<<<<

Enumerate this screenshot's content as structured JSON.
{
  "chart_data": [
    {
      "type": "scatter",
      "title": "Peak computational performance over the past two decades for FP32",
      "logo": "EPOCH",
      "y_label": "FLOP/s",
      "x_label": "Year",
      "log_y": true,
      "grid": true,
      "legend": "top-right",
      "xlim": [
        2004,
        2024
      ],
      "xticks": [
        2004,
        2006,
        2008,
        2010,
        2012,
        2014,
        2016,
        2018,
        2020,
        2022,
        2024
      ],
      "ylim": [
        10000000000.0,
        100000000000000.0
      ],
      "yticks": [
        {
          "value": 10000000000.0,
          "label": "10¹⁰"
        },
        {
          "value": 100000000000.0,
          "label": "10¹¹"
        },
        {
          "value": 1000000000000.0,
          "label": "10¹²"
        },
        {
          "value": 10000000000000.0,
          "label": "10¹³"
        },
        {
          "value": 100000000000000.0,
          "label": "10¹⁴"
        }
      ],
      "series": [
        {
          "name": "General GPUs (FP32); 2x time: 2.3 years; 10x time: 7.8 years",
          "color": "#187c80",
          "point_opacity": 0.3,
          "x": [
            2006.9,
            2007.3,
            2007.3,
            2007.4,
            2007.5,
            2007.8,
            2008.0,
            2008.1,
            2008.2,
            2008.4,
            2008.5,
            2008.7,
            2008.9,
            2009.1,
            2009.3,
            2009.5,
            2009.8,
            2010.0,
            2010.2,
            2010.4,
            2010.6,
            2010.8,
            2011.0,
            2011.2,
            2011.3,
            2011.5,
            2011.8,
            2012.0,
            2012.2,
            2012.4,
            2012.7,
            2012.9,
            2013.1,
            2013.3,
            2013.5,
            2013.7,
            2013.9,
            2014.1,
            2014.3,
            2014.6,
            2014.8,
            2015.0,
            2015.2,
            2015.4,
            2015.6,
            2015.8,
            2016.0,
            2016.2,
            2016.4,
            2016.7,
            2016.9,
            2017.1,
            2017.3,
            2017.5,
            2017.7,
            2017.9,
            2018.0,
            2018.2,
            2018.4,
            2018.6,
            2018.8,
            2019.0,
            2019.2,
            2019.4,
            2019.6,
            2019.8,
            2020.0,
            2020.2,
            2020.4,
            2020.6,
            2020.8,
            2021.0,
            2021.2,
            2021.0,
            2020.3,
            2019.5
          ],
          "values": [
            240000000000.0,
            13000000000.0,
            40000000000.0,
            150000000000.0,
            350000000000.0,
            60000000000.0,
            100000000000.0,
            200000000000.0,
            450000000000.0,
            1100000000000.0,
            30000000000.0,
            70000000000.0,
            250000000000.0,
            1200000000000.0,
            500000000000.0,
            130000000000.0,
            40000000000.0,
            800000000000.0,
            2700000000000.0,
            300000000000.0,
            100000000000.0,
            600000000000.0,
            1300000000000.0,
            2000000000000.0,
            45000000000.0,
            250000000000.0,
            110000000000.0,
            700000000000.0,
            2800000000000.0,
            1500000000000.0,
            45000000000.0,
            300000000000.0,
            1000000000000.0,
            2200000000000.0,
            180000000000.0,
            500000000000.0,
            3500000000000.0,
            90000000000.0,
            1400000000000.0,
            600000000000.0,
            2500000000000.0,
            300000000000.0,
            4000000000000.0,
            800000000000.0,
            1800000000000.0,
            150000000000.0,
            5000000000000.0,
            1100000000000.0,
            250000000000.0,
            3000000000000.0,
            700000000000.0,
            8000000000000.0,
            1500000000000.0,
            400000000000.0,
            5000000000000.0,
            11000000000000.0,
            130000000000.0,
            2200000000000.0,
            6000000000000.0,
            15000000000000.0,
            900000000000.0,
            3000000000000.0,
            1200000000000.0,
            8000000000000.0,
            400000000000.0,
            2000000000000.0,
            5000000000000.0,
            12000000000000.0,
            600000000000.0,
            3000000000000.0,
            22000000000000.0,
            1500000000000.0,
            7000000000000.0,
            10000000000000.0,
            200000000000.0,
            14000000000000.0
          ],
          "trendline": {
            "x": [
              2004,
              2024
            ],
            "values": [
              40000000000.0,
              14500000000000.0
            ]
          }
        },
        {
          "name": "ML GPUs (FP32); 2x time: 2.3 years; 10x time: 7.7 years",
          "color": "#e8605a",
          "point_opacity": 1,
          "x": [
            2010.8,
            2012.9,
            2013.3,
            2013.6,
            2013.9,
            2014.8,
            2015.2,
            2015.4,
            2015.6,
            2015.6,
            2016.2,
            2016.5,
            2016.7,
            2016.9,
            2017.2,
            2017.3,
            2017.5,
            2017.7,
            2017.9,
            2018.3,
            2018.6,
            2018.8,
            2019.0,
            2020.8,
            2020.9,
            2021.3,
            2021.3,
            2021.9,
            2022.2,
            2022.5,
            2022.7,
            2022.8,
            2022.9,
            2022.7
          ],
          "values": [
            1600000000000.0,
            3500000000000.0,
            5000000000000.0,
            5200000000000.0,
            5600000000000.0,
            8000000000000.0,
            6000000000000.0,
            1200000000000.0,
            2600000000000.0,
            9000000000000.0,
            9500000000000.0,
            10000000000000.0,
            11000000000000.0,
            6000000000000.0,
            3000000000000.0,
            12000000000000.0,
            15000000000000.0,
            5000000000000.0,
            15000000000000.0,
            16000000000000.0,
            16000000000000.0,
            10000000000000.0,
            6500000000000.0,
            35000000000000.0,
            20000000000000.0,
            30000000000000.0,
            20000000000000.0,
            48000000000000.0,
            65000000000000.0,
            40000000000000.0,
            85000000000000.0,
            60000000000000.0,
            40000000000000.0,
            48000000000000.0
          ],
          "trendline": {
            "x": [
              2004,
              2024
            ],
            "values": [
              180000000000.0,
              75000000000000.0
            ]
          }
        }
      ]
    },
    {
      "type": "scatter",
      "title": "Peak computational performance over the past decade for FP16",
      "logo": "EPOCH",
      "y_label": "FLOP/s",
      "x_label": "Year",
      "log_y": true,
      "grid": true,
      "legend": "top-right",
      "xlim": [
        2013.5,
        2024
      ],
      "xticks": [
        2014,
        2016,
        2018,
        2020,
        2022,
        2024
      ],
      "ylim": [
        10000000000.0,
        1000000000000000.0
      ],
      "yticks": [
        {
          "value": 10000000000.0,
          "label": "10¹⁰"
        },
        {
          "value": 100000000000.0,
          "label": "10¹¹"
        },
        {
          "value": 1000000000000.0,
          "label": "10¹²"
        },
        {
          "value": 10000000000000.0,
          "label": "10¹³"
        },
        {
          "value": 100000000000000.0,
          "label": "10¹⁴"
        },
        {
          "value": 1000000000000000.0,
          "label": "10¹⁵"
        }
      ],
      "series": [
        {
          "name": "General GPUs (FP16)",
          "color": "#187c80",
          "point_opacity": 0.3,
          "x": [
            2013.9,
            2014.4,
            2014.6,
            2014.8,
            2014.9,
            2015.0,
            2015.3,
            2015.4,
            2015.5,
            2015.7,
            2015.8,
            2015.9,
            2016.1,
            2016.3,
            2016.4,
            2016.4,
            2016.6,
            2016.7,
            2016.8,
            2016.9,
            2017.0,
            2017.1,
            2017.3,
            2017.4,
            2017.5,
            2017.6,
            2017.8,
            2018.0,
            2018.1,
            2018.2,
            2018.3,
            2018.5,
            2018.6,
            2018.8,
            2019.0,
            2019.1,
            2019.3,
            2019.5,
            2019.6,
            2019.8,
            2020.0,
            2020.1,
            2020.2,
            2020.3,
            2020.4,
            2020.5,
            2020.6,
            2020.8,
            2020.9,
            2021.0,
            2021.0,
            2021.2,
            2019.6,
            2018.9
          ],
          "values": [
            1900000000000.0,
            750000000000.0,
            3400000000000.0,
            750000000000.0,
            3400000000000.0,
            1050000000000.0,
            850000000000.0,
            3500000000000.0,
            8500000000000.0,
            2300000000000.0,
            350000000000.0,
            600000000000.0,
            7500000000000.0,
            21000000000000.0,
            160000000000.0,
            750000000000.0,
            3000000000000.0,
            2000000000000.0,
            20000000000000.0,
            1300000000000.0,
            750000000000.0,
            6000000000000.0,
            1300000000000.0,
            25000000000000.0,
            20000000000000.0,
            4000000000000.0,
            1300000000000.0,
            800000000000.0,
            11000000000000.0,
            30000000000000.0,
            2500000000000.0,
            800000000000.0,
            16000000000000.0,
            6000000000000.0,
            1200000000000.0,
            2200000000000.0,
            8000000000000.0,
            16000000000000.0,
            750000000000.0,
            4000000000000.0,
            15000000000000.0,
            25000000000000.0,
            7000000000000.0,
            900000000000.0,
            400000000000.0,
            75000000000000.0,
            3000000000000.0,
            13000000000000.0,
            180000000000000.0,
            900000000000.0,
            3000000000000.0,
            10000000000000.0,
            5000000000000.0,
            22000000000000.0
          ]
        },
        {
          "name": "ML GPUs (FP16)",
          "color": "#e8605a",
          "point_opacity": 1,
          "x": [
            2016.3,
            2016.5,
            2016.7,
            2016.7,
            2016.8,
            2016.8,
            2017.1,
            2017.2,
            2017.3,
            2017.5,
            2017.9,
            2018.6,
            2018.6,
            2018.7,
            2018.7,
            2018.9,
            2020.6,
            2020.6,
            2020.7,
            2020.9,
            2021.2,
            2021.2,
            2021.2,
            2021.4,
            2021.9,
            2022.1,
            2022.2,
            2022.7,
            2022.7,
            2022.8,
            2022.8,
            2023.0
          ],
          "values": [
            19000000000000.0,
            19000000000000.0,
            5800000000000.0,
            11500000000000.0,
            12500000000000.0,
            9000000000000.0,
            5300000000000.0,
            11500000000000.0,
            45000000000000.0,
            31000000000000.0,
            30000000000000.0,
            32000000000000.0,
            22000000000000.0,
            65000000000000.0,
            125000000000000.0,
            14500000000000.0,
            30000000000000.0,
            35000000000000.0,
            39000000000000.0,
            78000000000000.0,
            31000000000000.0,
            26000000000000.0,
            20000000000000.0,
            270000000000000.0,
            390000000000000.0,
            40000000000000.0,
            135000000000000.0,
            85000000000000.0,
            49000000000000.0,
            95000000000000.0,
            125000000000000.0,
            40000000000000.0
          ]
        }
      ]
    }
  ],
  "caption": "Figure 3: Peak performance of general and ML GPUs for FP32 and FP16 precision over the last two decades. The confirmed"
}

>>>>

* [EXERCISE DIRECTIONS]:
Find the word "performance" in the material, then list each line that holds it.

* [EXPECTED OUTPUT]:
      "title": "Peak computational performance over the past two decades for FP32",
      "title": "Peak computational performance over the past decade for FP16",
  "caption": "Figure 3: Peak performance of general and ML GPUs for FP32 and FP16 precision over the last two decades. The confirmed"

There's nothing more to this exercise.